- [Exercise details] Extract all lines containing "Proposal".
**** Given records ****
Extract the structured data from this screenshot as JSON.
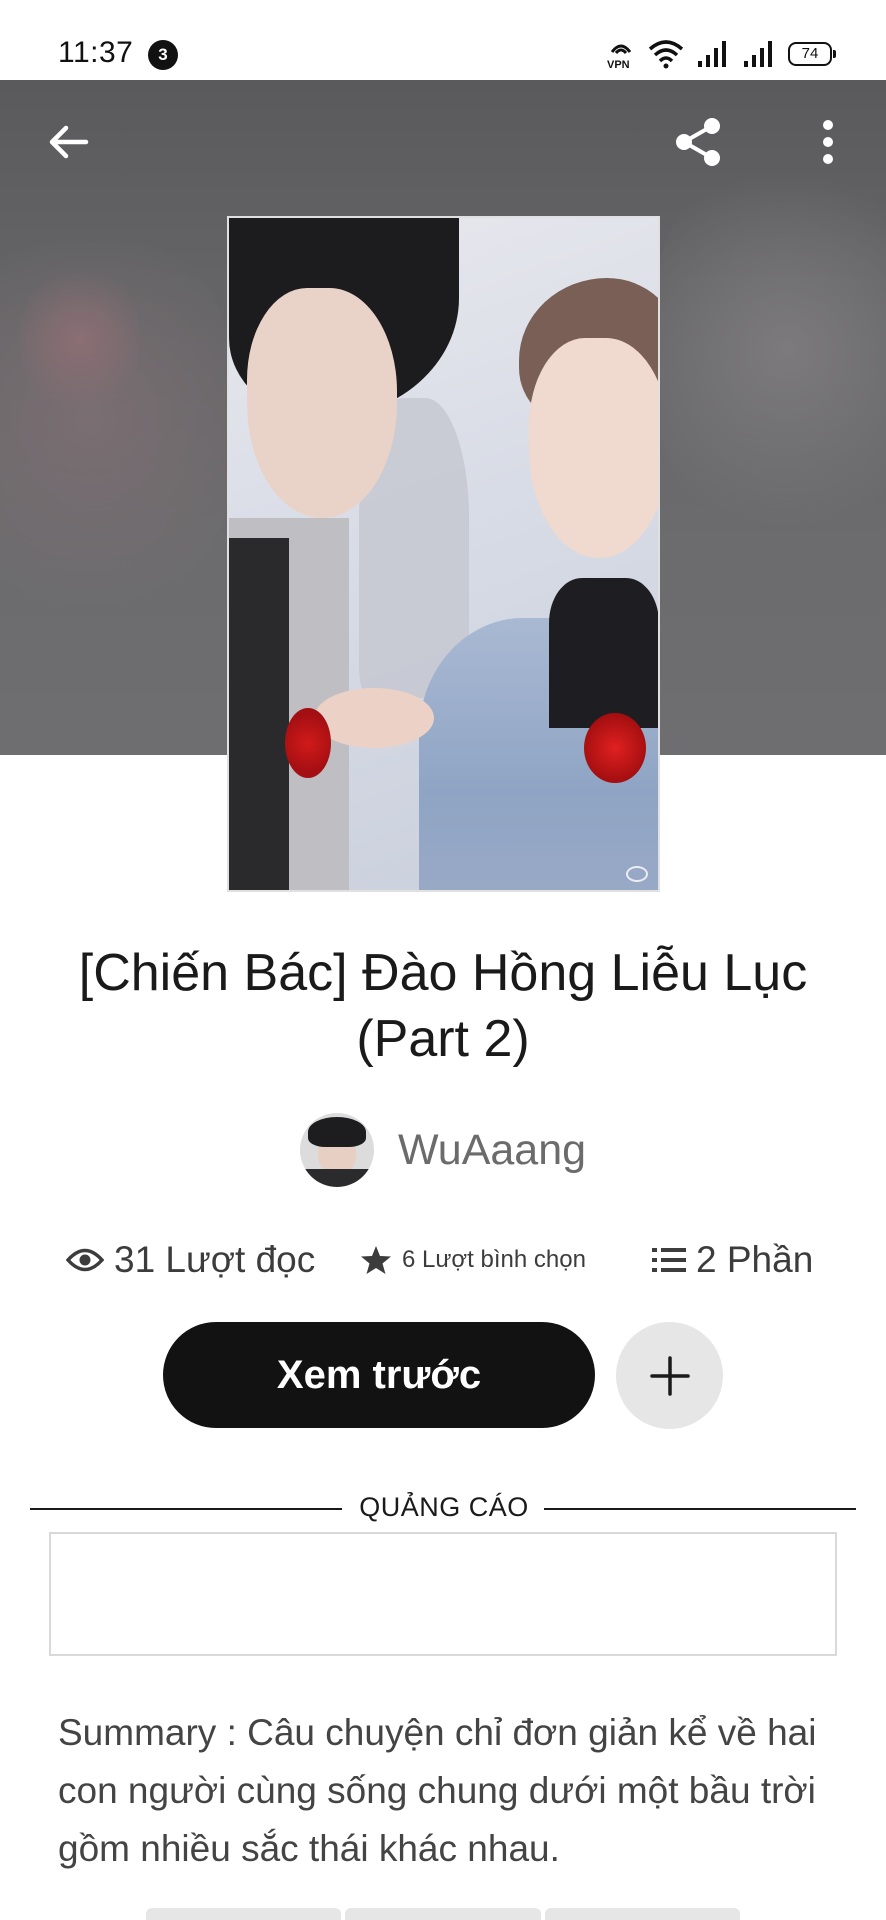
{
  "status_bar": {
    "time": "11:37",
    "notification_count": "3",
    "battery": "74",
    "icons": [
      "vpn-icon",
      "wifi-icon",
      "signal-icon",
      "signal-icon",
      "battery-icon"
    ]
  },
  "header": {
    "icons": [
      "back-arrow-icon",
      "share-icon",
      "more-vertical-icon"
    ]
  },
  "story": {
    "title": "[Chiến Bác] Đào Hồng Liễu Lục (Part 2)",
    "author": "WuAaang",
    "stats": {
      "reads": "31 Lượt đọc",
      "votes": "6 Lượt bình chọn",
      "parts": "2 Phần"
    },
    "summary": "Summary : Câu chuyện chỉ đơn giản kể về hai con người cùng sống chung dưới một bầu trời gồm nhiều sắc thái khác nhau."
  },
  "actions": {
    "preview_label": "Xem trước",
    "add_icon": "plus-icon"
  },
  "ad": {
    "label": "QUẢNG CÁO"
  },
  "colors": {
    "primary_button": "#121212",
    "secondary_button": "#e6e6e6",
    "header_bg": "#646466"
  }
}
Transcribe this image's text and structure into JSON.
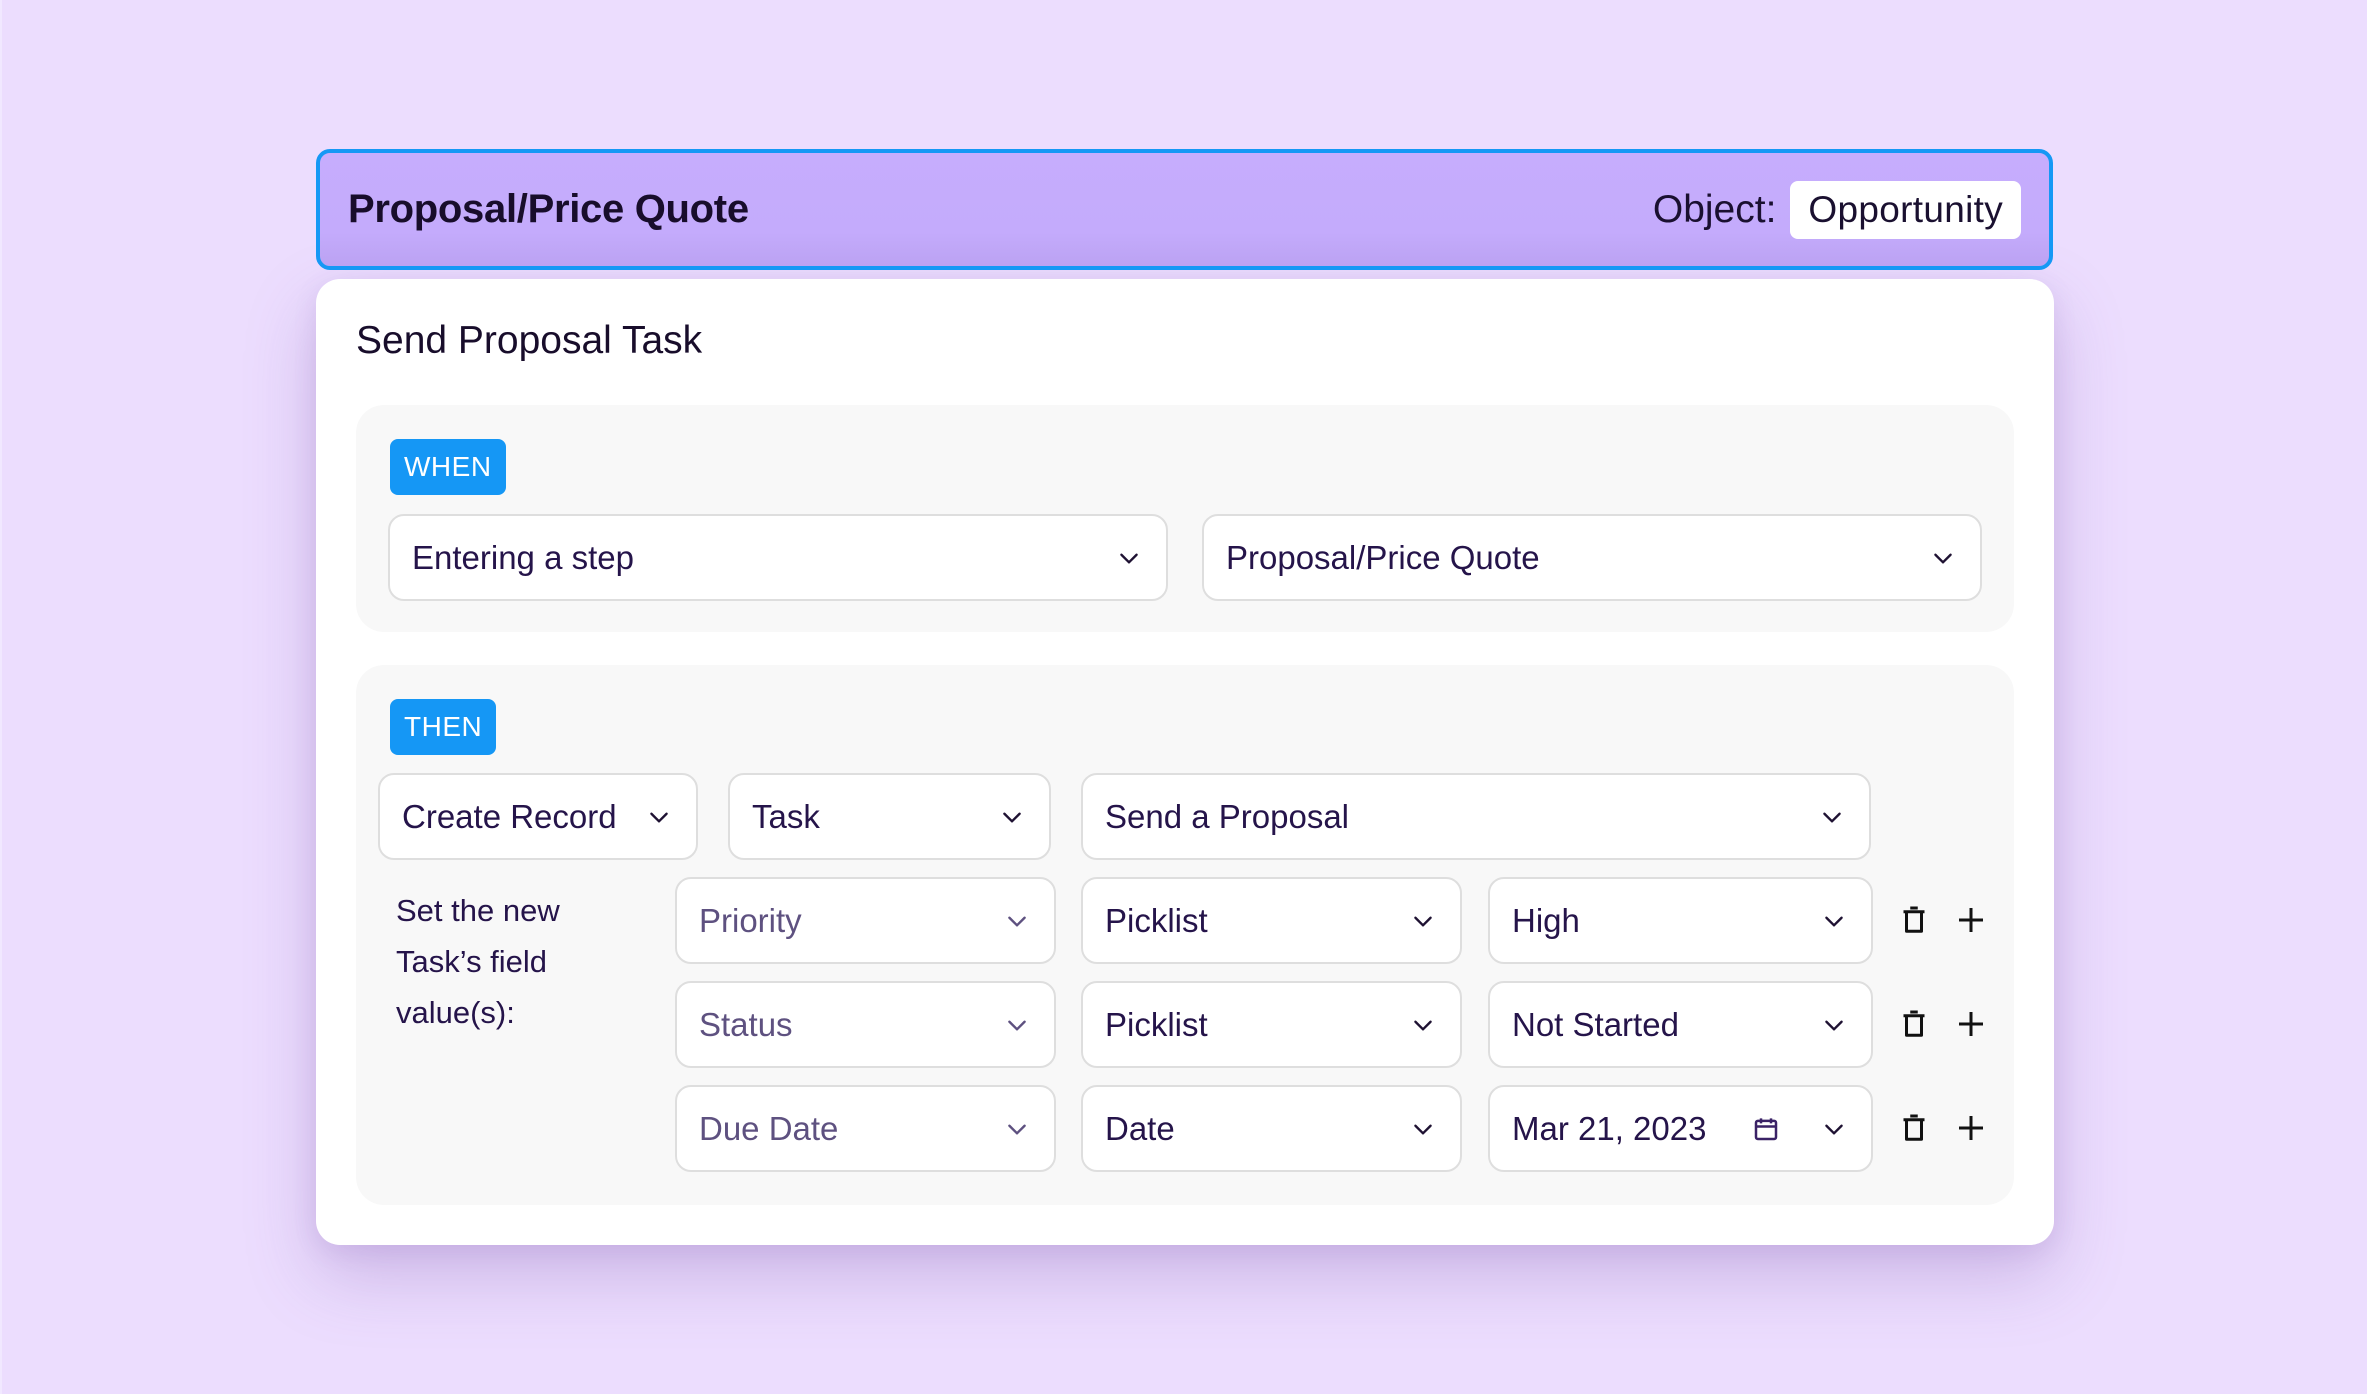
{
  "header": {
    "title": "Proposal/Price Quote",
    "object_label": "Object:",
    "object_value": "Opportunity"
  },
  "card": {
    "title": "Send Proposal Task",
    "when": {
      "badge": "WHEN",
      "trigger": "Entering a step",
      "stage": "Proposal/Price Quote"
    },
    "then": {
      "badge": "THEN",
      "action": "Create Record",
      "record_type": "Task",
      "template": "Send a Proposal",
      "fields_label": "Set the new Task’s field value(s):",
      "fields_label_lines": [
        "Set the new",
        "Task’s field",
        "value(s):"
      ],
      "rows": [
        {
          "field": "Priority",
          "type": "Picklist",
          "value": "High"
        },
        {
          "field": "Status",
          "type": "Picklist",
          "value": "Not Started"
        },
        {
          "field": "Due Date",
          "type": "Date",
          "value": "Mar 21, 2023"
        }
      ]
    }
  },
  "icons": {
    "chevron": "chevron-down-icon",
    "calendar": "calendar-icon",
    "delete": "trash-icon",
    "add": "plus-icon"
  },
  "colors": {
    "background": "#ecddfe",
    "header_fill": "#c5adfc",
    "accent_blue": "#1598f5",
    "text_dark": "#25144a",
    "panel_bg": "#f8f8f8"
  }
}
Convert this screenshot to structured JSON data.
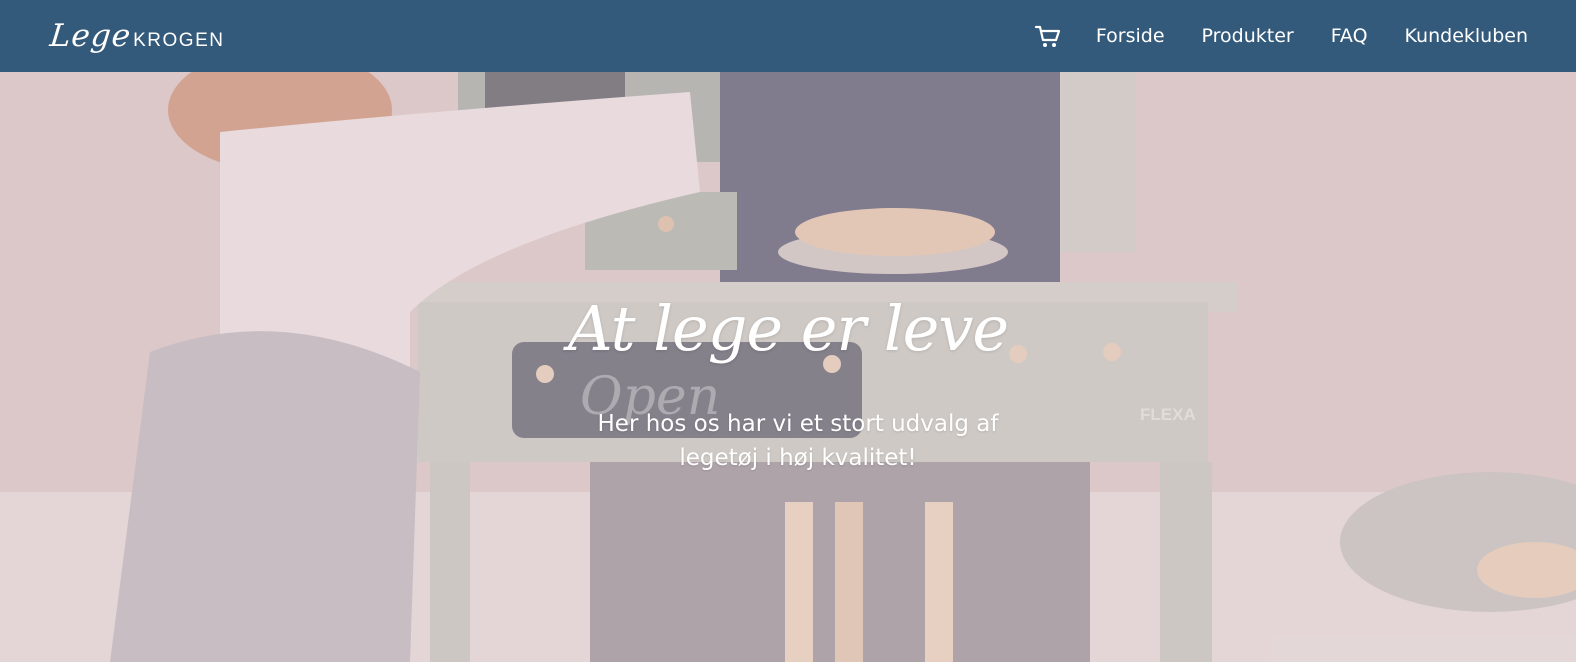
{
  "header": {
    "logo_script": "Lege",
    "logo_caps": "KROGEN",
    "cart_icon": "shopping-cart-icon",
    "nav": [
      {
        "label": "Forside"
      },
      {
        "label": "Produkter"
      },
      {
        "label": "FAQ"
      },
      {
        "label": "Kundeklub​en"
      }
    ]
  },
  "hero": {
    "title": "At lege er leve",
    "subtitle": "Her hos os har vi et stort udvalg af legetøj i høj kvalitet!",
    "chalkboard_text": "Open",
    "brand_text": "FLEXA"
  },
  "colors": {
    "navbar": "#345a7b",
    "text": "#ffffff"
  }
}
****
- [Exercise answer]
    "title": "Proposal/Price Quote",
    "title": "Send Proposal Task",
      "stage": "Proposal/Price Quote"
      "template": "Send a Proposal",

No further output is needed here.